▸ **YOUR GOAL**
Update all the records below by changing each "dewpoint" to "dew point", keeping every other part the same. Leave the pictures out of your answer.

▸ **RECORDS TO PROCESS**

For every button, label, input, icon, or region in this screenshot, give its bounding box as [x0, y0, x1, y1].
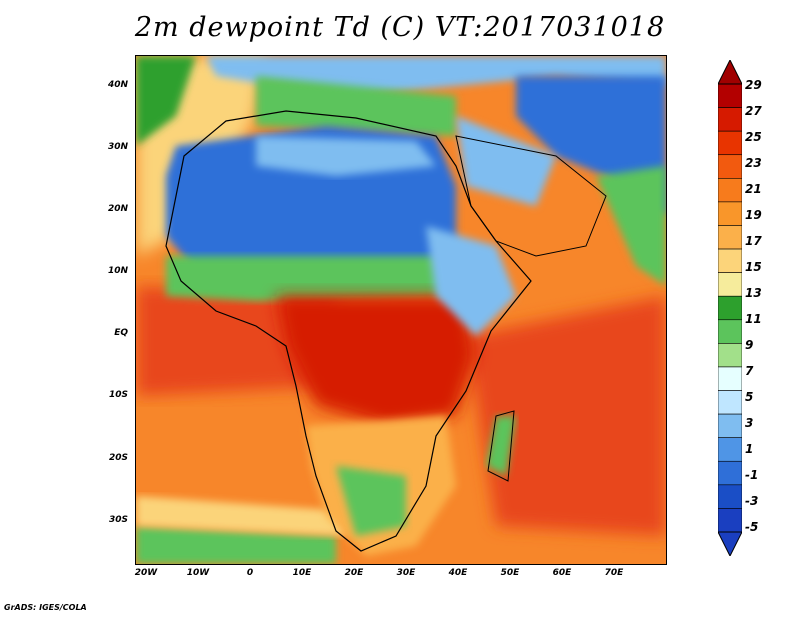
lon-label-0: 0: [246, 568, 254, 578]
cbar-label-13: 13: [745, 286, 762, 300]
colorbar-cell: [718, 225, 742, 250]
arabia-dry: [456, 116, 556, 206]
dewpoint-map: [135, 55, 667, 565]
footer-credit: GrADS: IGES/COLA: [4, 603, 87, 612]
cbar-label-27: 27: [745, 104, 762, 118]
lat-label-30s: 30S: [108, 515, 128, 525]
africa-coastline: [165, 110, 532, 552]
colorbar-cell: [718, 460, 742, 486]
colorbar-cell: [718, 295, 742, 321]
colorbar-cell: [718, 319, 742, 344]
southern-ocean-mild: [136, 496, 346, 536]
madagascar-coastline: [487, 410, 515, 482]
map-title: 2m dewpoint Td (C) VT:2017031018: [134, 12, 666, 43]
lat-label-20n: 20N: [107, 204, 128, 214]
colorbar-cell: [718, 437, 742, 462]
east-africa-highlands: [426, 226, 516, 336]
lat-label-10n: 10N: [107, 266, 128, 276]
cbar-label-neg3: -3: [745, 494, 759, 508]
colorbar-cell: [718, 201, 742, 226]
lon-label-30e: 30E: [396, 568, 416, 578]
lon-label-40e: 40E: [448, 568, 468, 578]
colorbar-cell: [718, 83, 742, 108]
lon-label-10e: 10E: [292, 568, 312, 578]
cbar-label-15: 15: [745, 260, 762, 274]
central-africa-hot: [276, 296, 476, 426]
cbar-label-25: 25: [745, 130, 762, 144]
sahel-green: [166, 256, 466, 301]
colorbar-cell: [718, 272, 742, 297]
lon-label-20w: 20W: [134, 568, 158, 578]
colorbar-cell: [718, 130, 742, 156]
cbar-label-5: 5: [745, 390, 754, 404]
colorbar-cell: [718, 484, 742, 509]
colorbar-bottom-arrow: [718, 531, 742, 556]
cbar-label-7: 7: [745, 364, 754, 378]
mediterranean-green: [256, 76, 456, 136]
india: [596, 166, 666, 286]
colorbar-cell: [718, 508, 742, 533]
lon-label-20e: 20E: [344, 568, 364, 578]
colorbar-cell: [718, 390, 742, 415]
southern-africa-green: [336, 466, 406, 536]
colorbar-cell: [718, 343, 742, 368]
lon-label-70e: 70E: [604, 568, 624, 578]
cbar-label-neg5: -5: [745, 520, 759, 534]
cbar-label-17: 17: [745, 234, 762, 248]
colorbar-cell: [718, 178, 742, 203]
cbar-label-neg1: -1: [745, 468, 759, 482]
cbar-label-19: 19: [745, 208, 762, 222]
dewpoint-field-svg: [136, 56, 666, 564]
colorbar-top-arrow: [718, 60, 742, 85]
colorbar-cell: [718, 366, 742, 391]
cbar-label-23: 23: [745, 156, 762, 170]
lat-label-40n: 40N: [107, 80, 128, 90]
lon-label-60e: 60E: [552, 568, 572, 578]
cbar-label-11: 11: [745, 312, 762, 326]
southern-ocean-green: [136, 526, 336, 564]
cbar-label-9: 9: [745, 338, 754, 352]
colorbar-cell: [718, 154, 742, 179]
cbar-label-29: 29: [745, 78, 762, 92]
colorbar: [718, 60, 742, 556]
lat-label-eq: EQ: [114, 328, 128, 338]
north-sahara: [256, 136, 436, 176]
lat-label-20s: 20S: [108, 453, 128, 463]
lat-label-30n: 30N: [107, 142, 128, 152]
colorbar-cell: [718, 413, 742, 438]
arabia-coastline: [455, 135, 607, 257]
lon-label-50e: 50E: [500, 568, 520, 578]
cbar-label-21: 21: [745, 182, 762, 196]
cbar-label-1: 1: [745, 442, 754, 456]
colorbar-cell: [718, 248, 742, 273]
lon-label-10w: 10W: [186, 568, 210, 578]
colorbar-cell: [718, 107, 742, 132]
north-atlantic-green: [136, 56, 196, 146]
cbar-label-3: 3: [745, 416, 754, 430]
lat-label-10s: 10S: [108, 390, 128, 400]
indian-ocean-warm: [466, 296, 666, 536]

▸ **ANSWER FOR THE TASK**
For every button, label, input, icon, or region in this screenshot, give its bounding box as [x0, y0, x1, y1].
lon-label-0: 0: [246, 568, 254, 578]
cbar-label-13: 13: [745, 286, 762, 300]
colorbar-cell: [718, 225, 742, 250]
arabia-dry: [456, 116, 556, 206]
dew point-map: [135, 55, 667, 565]
footer-credit: GrADS: IGES/COLA: [4, 603, 87, 612]
cbar-label-27: 27: [745, 104, 762, 118]
lat-label-30s: 30S: [108, 515, 128, 525]
africa-coastline: [165, 110, 532, 552]
colorbar-cell: [718, 460, 742, 486]
colorbar-cell: [718, 295, 742, 321]
colorbar-cell: [718, 319, 742, 344]
southern-ocean-mild: [136, 496, 346, 536]
madagascar-coastline: [487, 410, 515, 482]
map-title: 2m dew point Td (C) VT:2017031018: [134, 12, 666, 43]
lat-label-20n: 20N: [107, 204, 128, 214]
colorbar-cell: [718, 437, 742, 462]
east-africa-highlands: [426, 226, 516, 336]
lat-label-10n: 10N: [107, 266, 128, 276]
cbar-label-neg3: -3: [745, 494, 759, 508]
colorbar-cell: [718, 201, 742, 226]
lon-label-30e: 30E: [396, 568, 416, 578]
lon-label-40e: 40E: [448, 568, 468, 578]
colorbar-cell: [718, 83, 742, 108]
lon-label-10e: 10E: [292, 568, 312, 578]
cbar-label-15: 15: [745, 260, 762, 274]
central-africa-hot: [276, 296, 476, 426]
cbar-label-25: 25: [745, 130, 762, 144]
sahel-green: [166, 256, 466, 301]
colorbar-cell: [718, 272, 742, 297]
lon-label-20w: 20W: [134, 568, 158, 578]
colorbar-cell: [718, 130, 742, 156]
cbar-label-5: 5: [745, 390, 754, 404]
colorbar-cell: [718, 484, 742, 509]
colorbar-bottom-arrow: [718, 531, 742, 556]
cbar-label-7: 7: [745, 364, 754, 378]
mediterranean-green: [256, 76, 456, 136]
india: [596, 166, 666, 286]
colorbar-cell: [718, 508, 742, 533]
lon-label-20e: 20E: [344, 568, 364, 578]
colorbar-cell: [718, 390, 742, 415]
southern-africa-green: [336, 466, 406, 536]
colorbar-cell: [718, 343, 742, 368]
lon-label-70e: 70E: [604, 568, 624, 578]
cbar-label-neg5: -5: [745, 520, 759, 534]
cbar-label-17: 17: [745, 234, 762, 248]
colorbar-cell: [718, 178, 742, 203]
cbar-label-neg1: -1: [745, 468, 759, 482]
cbar-label-19: 19: [745, 208, 762, 222]
dew point-field-svg: [136, 56, 666, 564]
colorbar-top-arrow: [718, 60, 742, 85]
colorbar-cell: [718, 366, 742, 391]
cbar-label-23: 23: [745, 156, 762, 170]
lat-label-40n: 40N: [107, 80, 128, 90]
lon-label-60e: 60E: [552, 568, 572, 578]
cbar-label-11: 11: [745, 312, 762, 326]
southern-ocean-green: [136, 526, 336, 564]
cbar-label-9: 9: [745, 338, 754, 352]
colorbar-cell: [718, 154, 742, 179]
cbar-label-29: 29: [745, 78, 762, 92]
colorbar: [718, 60, 742, 556]
lat-label-eq: EQ: [114, 328, 128, 338]
north-sahara: [256, 136, 436, 176]
lat-label-20s: 20S: [108, 453, 128, 463]
lat-label-30n: 30N: [107, 142, 128, 152]
colorbar-cell: [718, 413, 742, 438]
arabia-coastline: [455, 135, 607, 257]
lon-label-50e: 50E: [500, 568, 520, 578]
cbar-label-21: 21: [745, 182, 762, 196]
cbar-label-1: 1: [745, 442, 754, 456]
colorbar-cell: [718, 248, 742, 273]
lon-label-10w: 10W: [186, 568, 210, 578]
colorbar-cell: [718, 107, 742, 132]
north-atlantic-green: [136, 56, 196, 146]
cbar-label-3: 3: [745, 416, 754, 430]
lat-label-10s: 10S: [108, 390, 128, 400]
indian-ocean-warm: [466, 296, 666, 536]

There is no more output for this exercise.